_WHAT TO PRODUCE_
Say how many lines in the records include the string "Teoria", adding no other words.

(Figure dataset records)
::::::

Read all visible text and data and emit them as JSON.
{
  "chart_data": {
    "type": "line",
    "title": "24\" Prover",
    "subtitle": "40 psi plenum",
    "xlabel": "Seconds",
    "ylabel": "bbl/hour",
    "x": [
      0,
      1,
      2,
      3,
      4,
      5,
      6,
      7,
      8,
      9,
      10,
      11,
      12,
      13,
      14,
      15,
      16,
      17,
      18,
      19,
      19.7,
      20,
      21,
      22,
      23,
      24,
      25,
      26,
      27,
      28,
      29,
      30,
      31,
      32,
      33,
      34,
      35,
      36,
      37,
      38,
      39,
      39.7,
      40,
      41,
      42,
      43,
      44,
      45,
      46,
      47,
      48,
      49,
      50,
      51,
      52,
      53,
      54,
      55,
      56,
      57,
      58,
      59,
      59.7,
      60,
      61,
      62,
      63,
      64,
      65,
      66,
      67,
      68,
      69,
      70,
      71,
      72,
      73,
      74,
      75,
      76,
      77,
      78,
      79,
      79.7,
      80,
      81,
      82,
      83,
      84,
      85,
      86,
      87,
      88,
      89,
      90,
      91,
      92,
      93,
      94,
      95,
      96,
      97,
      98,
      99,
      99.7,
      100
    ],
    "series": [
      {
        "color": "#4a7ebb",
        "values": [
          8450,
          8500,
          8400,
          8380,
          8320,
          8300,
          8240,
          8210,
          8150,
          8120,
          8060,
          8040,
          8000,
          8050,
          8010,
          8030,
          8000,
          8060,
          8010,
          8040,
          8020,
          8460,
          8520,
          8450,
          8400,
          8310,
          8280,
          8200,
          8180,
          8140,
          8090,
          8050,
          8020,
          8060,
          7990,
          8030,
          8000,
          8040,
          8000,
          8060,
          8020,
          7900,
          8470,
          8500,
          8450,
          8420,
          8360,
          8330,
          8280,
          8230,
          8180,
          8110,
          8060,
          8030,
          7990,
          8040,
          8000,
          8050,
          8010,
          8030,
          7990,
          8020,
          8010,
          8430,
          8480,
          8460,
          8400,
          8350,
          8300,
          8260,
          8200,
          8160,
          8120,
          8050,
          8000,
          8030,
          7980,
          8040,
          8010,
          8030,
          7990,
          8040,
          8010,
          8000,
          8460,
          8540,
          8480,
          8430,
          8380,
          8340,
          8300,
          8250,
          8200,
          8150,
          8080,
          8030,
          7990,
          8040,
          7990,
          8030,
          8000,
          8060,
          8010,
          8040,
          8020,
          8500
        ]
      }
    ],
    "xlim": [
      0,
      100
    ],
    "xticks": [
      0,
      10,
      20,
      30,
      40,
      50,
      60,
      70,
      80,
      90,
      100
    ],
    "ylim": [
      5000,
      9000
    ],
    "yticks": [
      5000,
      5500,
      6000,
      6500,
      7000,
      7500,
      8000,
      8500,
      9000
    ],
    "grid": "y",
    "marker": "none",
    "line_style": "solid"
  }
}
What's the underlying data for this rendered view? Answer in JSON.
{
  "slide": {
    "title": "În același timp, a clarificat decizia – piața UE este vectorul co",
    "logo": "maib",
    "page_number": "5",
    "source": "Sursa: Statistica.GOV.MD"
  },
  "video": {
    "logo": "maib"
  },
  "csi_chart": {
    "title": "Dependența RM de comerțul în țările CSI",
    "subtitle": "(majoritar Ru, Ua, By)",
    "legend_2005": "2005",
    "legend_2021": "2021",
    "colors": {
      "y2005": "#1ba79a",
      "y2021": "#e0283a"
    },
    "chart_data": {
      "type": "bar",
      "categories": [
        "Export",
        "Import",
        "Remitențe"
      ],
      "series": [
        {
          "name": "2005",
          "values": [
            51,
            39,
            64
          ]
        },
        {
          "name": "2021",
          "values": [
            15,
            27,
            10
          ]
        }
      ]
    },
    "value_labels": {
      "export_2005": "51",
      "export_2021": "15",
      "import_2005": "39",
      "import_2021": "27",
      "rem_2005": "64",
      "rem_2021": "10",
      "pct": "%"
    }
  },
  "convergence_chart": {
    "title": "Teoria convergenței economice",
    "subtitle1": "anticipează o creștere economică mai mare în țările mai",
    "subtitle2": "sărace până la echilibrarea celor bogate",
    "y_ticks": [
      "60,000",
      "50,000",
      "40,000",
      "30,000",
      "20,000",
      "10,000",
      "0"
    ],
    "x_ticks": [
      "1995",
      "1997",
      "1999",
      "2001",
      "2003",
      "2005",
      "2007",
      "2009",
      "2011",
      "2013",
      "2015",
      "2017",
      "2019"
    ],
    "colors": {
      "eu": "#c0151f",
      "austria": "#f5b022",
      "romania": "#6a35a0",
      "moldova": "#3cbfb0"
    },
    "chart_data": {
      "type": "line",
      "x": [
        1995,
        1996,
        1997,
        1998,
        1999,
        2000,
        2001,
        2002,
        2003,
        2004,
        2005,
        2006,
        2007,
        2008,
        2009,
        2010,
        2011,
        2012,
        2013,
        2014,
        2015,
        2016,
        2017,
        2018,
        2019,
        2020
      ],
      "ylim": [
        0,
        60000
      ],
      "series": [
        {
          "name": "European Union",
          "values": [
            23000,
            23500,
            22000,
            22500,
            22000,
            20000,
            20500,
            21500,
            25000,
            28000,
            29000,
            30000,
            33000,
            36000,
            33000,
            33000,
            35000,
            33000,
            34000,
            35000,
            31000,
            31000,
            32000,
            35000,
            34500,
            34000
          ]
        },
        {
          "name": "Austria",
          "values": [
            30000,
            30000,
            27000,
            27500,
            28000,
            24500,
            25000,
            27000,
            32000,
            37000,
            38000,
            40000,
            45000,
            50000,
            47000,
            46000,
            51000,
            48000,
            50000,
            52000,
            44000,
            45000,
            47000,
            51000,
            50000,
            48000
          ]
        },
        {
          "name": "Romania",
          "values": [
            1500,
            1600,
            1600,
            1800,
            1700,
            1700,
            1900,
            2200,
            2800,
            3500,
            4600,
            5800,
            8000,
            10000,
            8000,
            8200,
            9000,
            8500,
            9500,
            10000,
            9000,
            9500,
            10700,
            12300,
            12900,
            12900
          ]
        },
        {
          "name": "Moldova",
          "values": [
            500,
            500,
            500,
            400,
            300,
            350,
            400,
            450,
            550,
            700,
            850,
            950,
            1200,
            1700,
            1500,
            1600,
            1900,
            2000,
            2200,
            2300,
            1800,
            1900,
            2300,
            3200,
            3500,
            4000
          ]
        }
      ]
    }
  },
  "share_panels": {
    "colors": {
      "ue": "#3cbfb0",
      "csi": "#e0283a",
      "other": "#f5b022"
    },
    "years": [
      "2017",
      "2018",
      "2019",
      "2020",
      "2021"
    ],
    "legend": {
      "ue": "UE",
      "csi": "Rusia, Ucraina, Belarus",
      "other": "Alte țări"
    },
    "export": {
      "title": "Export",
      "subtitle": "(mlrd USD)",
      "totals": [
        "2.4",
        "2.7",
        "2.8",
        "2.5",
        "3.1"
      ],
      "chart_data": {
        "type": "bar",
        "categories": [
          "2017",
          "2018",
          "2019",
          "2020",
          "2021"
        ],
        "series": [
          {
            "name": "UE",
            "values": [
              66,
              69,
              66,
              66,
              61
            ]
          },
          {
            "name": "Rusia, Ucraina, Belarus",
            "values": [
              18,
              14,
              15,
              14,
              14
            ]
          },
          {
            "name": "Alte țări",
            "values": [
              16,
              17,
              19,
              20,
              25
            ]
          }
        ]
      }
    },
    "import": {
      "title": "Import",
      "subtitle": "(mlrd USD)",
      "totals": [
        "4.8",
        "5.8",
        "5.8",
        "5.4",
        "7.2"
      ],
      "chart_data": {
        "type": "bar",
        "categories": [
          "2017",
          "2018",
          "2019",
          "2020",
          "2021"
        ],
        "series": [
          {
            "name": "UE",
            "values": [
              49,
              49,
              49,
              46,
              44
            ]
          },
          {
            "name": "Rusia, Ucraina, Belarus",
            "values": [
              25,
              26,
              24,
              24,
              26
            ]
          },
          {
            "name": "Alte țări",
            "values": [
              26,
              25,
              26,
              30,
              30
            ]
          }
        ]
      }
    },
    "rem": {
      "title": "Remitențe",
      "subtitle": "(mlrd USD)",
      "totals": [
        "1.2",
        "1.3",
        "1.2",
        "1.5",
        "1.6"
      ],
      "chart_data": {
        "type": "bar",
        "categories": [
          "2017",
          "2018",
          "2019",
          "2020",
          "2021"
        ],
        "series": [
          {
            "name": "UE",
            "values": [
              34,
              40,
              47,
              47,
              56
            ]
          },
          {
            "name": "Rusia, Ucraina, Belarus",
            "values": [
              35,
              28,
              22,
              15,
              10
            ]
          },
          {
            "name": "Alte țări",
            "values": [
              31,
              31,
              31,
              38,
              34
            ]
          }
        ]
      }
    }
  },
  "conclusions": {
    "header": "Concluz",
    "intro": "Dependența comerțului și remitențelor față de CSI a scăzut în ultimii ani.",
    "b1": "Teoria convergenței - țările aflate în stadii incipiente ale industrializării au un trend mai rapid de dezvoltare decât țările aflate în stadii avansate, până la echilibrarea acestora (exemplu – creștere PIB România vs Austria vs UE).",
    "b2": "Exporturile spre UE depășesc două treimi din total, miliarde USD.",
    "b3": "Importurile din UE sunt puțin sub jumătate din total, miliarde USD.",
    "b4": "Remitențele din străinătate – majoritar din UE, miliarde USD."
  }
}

::::::

_RESPONSE_
2